Exercise goal » Locate and copy each line in the data that contains the word "cookies".
[Data provided start]
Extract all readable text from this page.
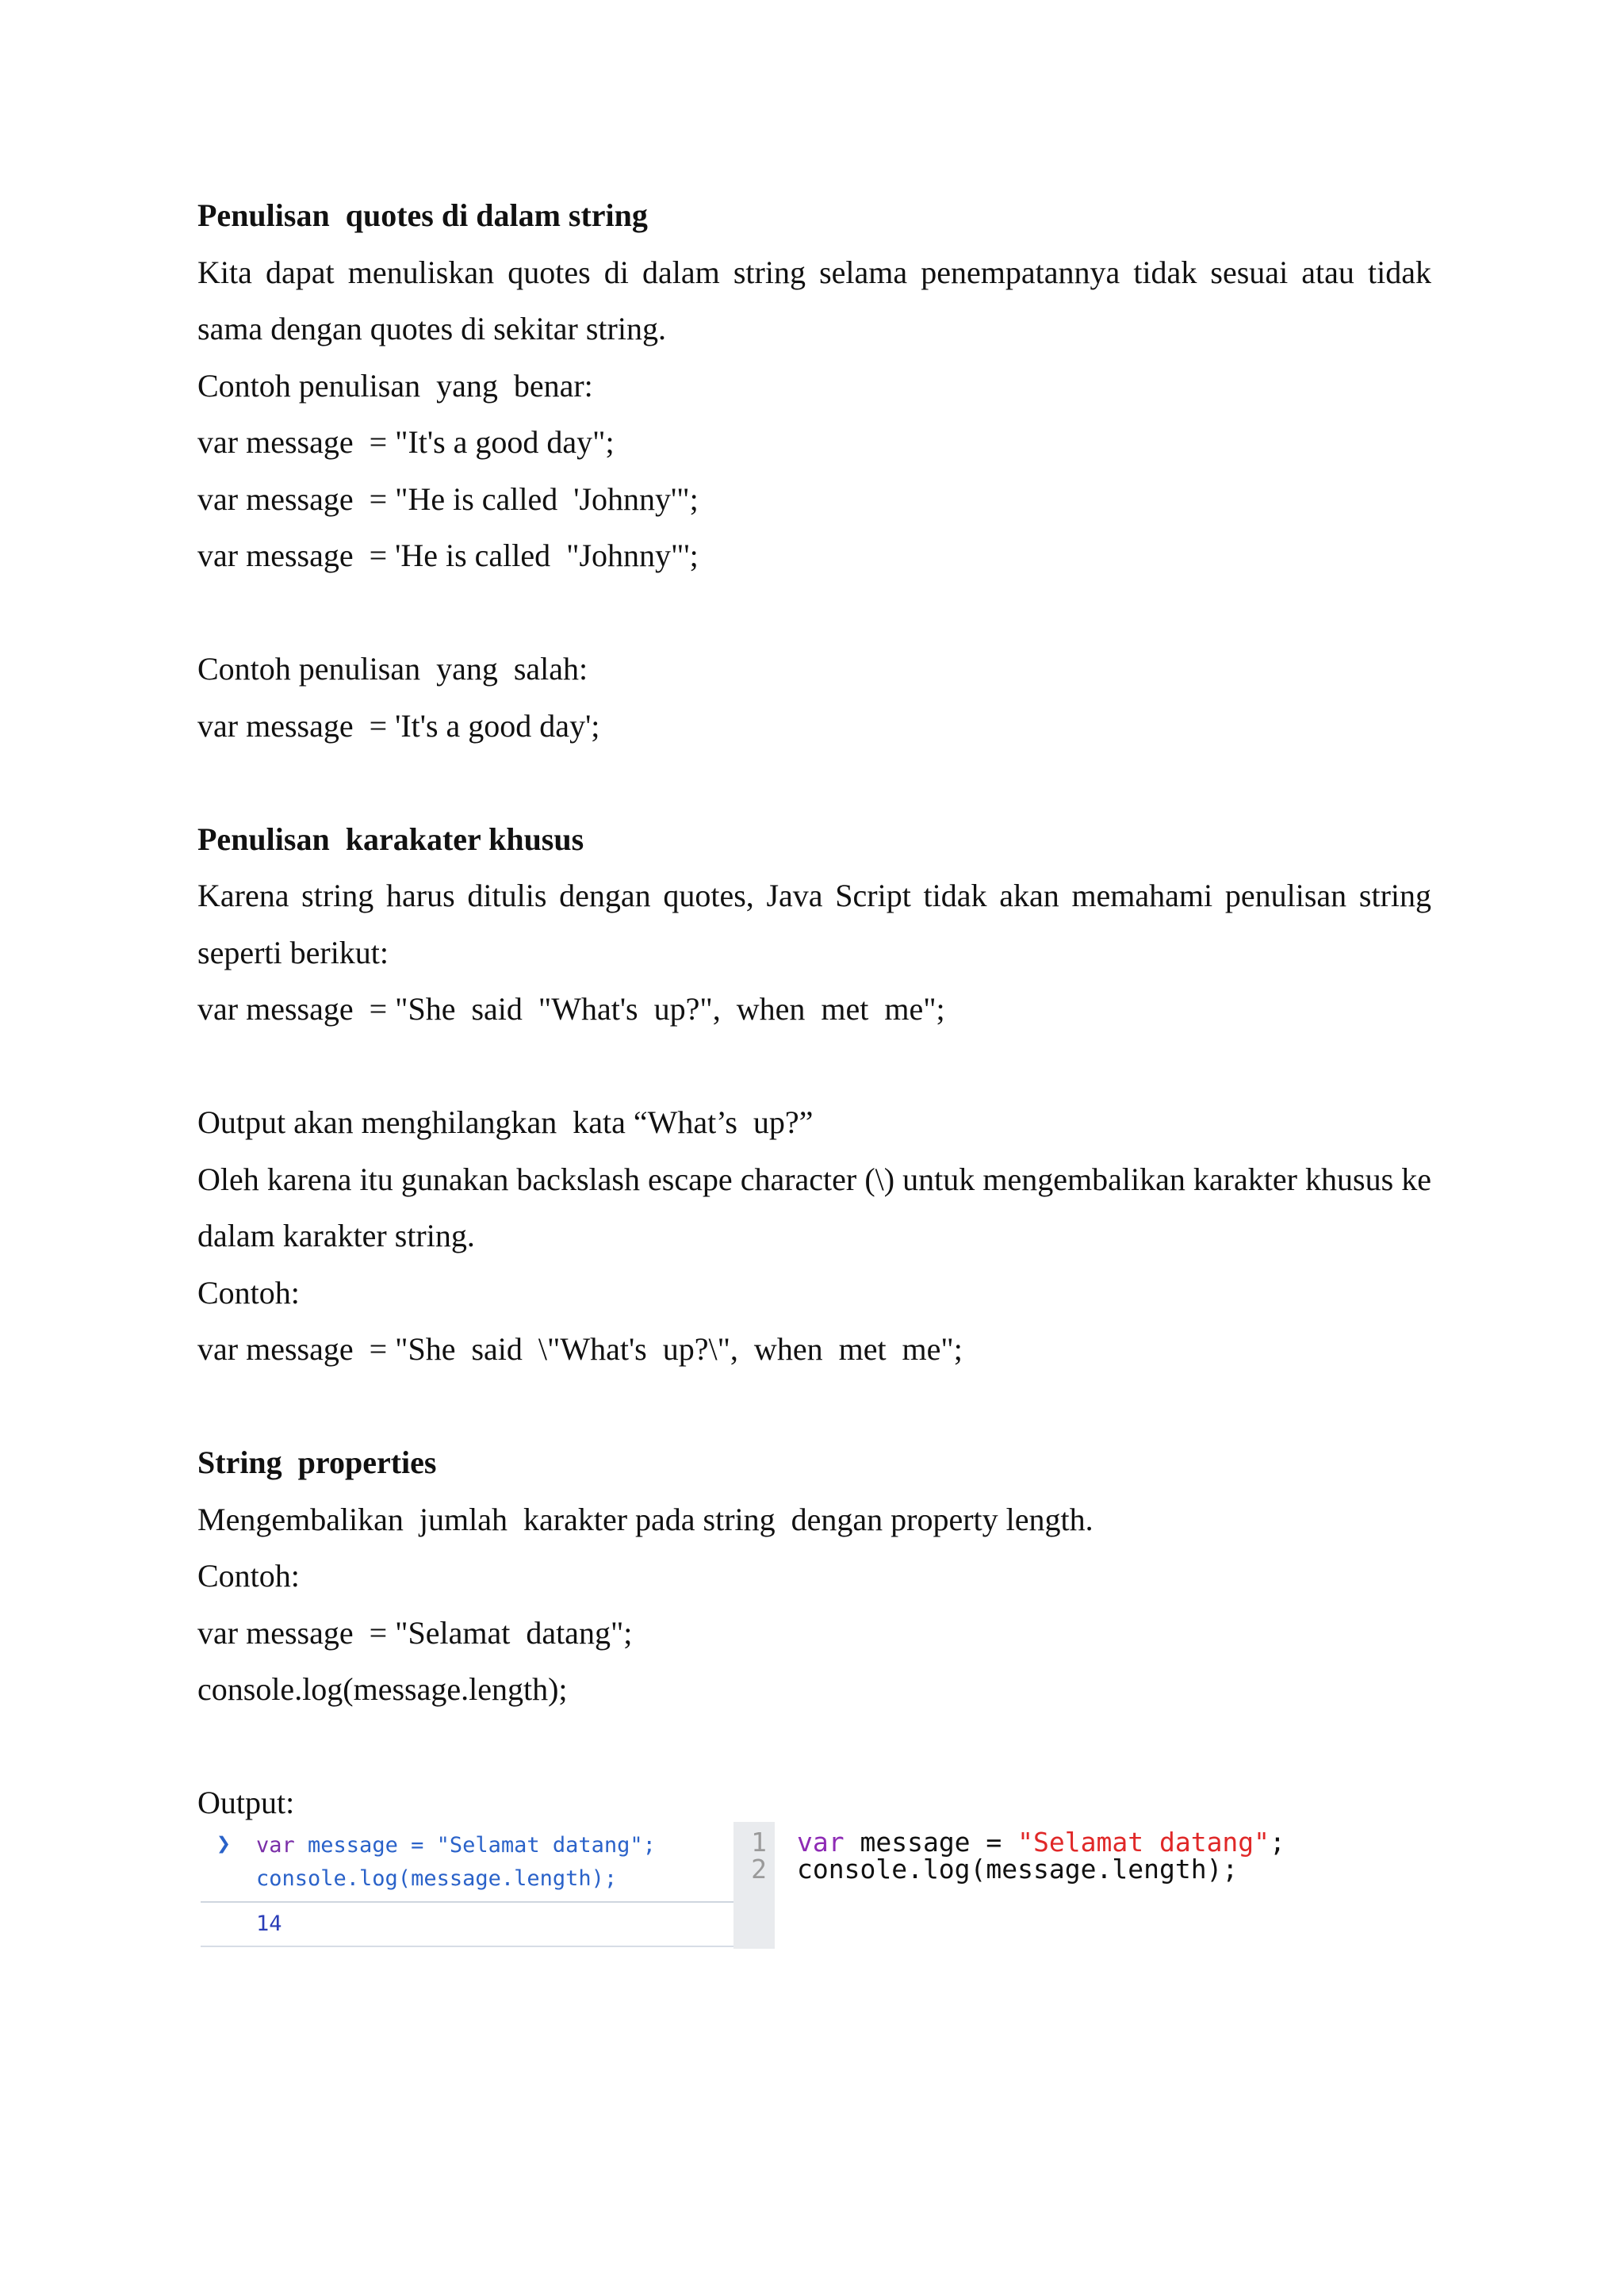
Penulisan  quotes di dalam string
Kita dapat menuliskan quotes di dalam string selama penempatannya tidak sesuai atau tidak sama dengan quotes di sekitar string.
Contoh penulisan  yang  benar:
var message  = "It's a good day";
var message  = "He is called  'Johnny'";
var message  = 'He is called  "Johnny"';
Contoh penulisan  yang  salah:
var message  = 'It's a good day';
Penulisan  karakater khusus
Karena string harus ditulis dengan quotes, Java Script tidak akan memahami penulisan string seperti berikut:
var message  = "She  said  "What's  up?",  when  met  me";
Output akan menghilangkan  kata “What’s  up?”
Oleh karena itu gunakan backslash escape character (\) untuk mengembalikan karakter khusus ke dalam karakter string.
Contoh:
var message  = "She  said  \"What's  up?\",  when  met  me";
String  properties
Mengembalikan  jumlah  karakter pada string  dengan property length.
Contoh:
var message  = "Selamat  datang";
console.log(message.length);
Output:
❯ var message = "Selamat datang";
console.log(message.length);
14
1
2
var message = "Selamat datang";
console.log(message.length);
[Data provided end]
[Data provided start]
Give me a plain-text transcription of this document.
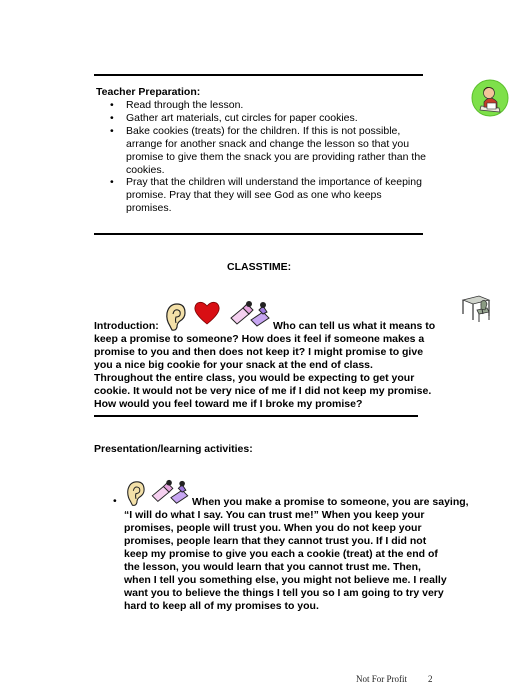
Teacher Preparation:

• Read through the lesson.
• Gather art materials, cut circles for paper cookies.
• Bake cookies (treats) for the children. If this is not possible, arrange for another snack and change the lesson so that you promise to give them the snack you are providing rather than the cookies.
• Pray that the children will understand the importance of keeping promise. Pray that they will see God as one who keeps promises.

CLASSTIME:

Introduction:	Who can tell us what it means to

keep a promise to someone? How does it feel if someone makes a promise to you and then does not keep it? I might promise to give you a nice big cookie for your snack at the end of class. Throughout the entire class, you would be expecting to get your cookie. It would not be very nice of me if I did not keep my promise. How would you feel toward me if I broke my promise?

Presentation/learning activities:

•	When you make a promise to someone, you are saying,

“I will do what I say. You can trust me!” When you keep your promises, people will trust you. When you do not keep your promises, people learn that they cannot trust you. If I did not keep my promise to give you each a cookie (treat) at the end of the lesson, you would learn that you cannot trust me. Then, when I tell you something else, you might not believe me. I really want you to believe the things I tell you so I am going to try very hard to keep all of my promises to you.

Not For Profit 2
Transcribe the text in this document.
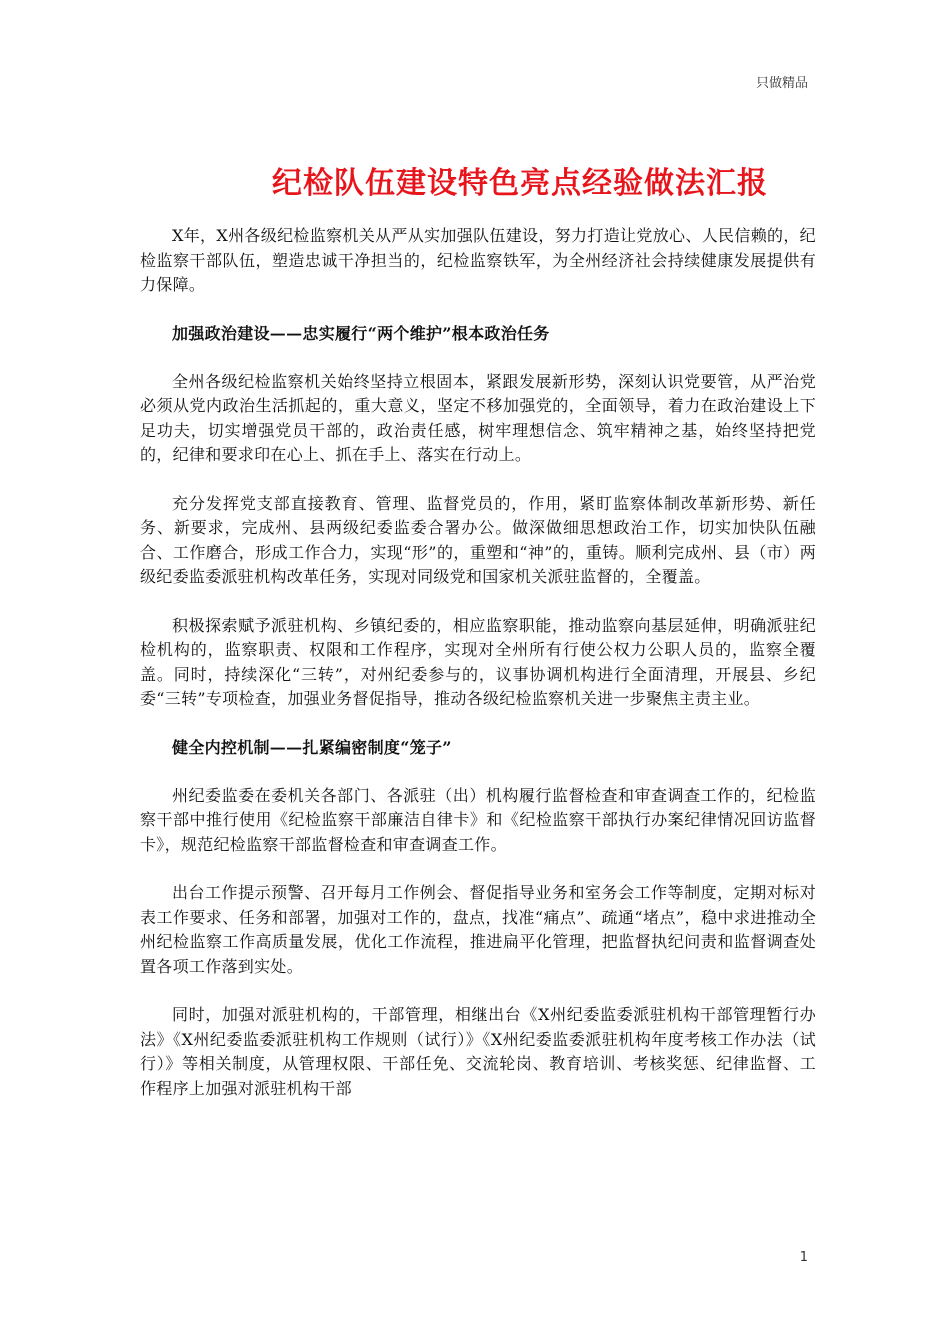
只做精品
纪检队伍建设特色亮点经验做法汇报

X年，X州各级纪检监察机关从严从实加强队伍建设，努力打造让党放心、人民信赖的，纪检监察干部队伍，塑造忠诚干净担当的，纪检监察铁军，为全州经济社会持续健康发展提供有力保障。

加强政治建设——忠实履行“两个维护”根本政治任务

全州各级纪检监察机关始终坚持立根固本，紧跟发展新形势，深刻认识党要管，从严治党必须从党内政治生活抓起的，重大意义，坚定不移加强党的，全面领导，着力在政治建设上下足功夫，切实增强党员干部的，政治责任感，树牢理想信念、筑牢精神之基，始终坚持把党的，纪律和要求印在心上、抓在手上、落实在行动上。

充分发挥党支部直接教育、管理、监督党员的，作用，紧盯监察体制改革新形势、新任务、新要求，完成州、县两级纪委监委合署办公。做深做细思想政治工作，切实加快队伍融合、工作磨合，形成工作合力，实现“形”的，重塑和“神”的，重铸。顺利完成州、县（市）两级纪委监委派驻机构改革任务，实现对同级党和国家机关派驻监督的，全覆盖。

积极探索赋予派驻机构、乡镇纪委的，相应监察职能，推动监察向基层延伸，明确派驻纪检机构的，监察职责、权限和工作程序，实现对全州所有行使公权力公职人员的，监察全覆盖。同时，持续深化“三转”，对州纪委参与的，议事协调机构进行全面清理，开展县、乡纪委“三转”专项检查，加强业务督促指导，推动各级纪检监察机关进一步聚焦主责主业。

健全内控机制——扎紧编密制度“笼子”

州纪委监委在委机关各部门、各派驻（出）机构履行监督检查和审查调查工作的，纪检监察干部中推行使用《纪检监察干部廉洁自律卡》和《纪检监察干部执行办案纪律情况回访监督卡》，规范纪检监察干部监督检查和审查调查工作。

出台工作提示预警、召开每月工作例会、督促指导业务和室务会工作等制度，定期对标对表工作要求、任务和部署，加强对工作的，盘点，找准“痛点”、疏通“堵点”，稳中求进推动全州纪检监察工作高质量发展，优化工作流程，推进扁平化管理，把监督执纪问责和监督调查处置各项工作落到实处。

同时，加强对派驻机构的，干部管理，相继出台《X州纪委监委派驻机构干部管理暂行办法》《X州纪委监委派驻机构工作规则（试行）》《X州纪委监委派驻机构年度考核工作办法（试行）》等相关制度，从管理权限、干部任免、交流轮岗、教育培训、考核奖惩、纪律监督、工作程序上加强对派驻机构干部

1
[Data provided end]
Full output »
• Gather art materials, cut circles for paper cookies.
• Bake cookies (treats) for the children. If this is not possible, arrange for another snack and change the lesson so that you promise to give them the snack you are providing rather than the cookies.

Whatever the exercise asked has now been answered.